__PASSAGE__.
On 6 Dec, 03:30, rigs <rigs...@gmail.com> wrote:
> Not sure I can agree as it depends on whether you and your culture are
> rational. Without "right reason" there is less/no chance of morality
> or wisdom. One can call something a word that is essentially false but
> taken as truth/goodness.
>
> On Dec 5, 9:19 pm, James <ashkas...@gmail.com> wrote:
>
>
>
>
>
>
>
> > I could reference the plot of Enemy Mine but that would only prove two
> > things: my memory is junk, and I'm too trapped in that trivia world Neil
> > mentions. In my view morality resides among human faculties, perhaps
> > next to wisdom. Parallel worlds makes me think of perception trained on
> > divergent and sometimes conflicting narratives, that's just a notion
> > that passed me the other day.
>
> > Now I'm pondering why I sound like an antimonian but think like Jude. :/
>
> > On 12/5/2012 5:49 PM, gabbydott wrote:
>
> > > Oh yes, please, explain the mouse matrix to Neil! :)
>
> > > 2012/12/5 Allan H <allanh1...@gmail.com <mailto:allanh1...@gmail.com>>
>
> > >     Neil even science today is a best guess, as you put it an M Mouse
> > >     the theory of physics is based off an assumption  .. and that
> > >     assumption is so widely accepted as being true  that you no longer
> > >     realize it is an best guess..
>
> > >     Without that best guess you are playing with m mouse.  I am laughing
> > >     as I am wondering if you even know that basic assumption.
> > >     Allan
>
> > >     Matrix  **  th3 beginning light
>
> > >     On Dec 5, 2012 9:58 AM, "archytas" <nwte...@gmail.com
> > >     <mailto:nwte...@gmail.com>> wrote:
>
> > >         On he unlikeliness of a beginning see Susskind -
> > >        http://arxiv.org/pdf/1204.5385v1.pdf
> > >         - it's free.  There's a 'sort of' answer to your 'centre'
> > >         question in
> > >         it James - sadly not starring M.Mouse so you and I can grasp it.
> > >         Big Bang was not claimed as fact in science and nor was its
> > >         successor
> > >         that has an air of rigs' negative space about it.  Inflation theory
> > >         runs, more or less, like this:
> > >           Inflation starts with a vacuum in an unusually high energy
> > >         state and
> > >         with a negative pressure. Together these give the vacuum repulsive
> > >         gravity that pushes things apart rather than draws them
> > >         together. This
> > >         inflates the vacuum, making it more repulsive, which causes it to
> > >         inflate even faster.
>
> > >         But the inflationary vacuum is quantum in nature, which makes it
> > >         unstable. All over it, and at random, bits decay into a normal,
> > >         everyday vacuum. Imagine the vacuum as a vast ocean of boiling
> > >         water,
> > >         with bubbles forming and expanding across its length and
> > >         breadth. The
> > >         energy of the inflationary vacuum has to go somewhere and it
> > >         goes into
> > >         creating matter and heating it to a ferocious temperature inside
> > >         each
> > >         bubble. It goes into creating big bangs. Our universe is inside one
> > >         such bubble that appeared in a big bang 13.7 billion years ago.  One
> > >         of the striking features of inflation is that it is eternal. New
> > >         high-
> > >         energy vacuum is created far faster than it is eaten away by its
> > >         decay
> > >         into ordinary vacuum, which means that once inflation starts, it
> > >         never
> > >         stops and universes bubble off forever in the future. But because
> > >         eternal inflation avoids the dreaded singularity, it opens up the
> > >         possibility that this has always been the case with universes
> > >         bubbling
> > >         off forever in the past too.

__DO THIS__. List the names that come right before "wrote:" in the attribution lines of the email thread.

__INFORMATION SUPPLIED__.
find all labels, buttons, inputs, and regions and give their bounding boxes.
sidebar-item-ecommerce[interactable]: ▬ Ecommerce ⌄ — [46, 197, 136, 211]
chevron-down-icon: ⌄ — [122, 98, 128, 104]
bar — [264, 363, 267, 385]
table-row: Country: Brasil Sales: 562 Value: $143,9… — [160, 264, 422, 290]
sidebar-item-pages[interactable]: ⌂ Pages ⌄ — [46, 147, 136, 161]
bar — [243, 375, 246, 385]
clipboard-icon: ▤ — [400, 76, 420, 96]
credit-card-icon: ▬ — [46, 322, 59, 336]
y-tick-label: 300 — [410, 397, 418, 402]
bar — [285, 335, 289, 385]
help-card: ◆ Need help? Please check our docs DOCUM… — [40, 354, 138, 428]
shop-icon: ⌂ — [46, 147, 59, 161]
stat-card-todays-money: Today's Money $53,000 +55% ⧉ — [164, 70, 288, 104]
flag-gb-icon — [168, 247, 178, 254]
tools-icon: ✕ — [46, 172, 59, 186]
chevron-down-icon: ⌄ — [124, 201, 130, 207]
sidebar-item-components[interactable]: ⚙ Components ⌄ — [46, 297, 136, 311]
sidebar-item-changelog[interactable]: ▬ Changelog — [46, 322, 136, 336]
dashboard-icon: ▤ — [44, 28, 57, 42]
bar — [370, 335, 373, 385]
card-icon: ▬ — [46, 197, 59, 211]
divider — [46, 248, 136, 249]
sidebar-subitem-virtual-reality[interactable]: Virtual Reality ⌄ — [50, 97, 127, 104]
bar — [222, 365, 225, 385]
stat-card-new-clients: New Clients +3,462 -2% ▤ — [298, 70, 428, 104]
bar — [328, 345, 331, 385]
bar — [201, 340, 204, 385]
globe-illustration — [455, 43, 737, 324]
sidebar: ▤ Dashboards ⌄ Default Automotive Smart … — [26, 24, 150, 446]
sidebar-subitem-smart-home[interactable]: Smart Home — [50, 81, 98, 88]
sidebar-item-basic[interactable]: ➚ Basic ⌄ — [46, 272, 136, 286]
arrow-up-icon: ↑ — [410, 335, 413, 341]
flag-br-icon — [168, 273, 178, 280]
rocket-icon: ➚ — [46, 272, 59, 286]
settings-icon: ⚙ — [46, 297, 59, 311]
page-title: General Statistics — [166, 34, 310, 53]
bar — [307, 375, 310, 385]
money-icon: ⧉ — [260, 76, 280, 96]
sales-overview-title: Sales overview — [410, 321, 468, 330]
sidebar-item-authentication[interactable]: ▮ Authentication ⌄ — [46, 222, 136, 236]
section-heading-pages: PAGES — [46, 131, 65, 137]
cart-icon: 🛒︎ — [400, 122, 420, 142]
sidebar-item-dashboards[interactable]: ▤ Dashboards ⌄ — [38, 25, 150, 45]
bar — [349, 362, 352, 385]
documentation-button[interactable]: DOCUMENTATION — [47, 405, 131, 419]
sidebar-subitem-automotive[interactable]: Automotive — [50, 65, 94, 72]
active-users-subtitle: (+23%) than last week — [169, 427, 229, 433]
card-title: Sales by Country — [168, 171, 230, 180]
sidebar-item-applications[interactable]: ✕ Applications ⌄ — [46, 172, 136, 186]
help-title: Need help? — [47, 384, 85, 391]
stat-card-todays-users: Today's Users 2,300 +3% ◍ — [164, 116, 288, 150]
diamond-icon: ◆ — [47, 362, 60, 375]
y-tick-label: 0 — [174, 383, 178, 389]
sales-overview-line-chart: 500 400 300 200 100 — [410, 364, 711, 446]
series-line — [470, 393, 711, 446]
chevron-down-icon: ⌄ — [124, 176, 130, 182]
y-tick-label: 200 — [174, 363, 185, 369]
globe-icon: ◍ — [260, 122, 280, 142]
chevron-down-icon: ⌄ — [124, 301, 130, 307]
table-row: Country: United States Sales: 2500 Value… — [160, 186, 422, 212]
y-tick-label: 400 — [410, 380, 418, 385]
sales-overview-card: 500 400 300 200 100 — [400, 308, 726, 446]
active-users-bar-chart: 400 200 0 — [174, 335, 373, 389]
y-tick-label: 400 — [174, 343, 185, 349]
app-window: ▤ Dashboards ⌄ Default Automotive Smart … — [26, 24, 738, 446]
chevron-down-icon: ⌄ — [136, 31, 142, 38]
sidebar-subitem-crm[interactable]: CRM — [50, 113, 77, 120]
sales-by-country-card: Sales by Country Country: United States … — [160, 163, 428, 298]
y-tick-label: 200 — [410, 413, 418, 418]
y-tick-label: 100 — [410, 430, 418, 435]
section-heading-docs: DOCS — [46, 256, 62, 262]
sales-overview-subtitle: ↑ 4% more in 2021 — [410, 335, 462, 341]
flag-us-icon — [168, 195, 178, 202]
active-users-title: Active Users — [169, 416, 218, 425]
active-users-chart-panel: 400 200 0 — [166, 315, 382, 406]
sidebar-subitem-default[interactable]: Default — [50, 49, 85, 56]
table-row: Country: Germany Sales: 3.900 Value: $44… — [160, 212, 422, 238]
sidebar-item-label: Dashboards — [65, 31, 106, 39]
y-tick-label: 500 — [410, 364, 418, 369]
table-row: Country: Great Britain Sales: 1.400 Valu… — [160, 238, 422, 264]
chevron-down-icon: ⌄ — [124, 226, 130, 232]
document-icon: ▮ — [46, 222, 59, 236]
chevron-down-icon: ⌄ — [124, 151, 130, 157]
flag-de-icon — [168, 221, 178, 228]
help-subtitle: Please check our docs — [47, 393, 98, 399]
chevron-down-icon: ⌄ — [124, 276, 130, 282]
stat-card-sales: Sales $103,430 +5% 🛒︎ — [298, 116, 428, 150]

__EXERCISE RESULT__. rigs, James, gabbydott, archytas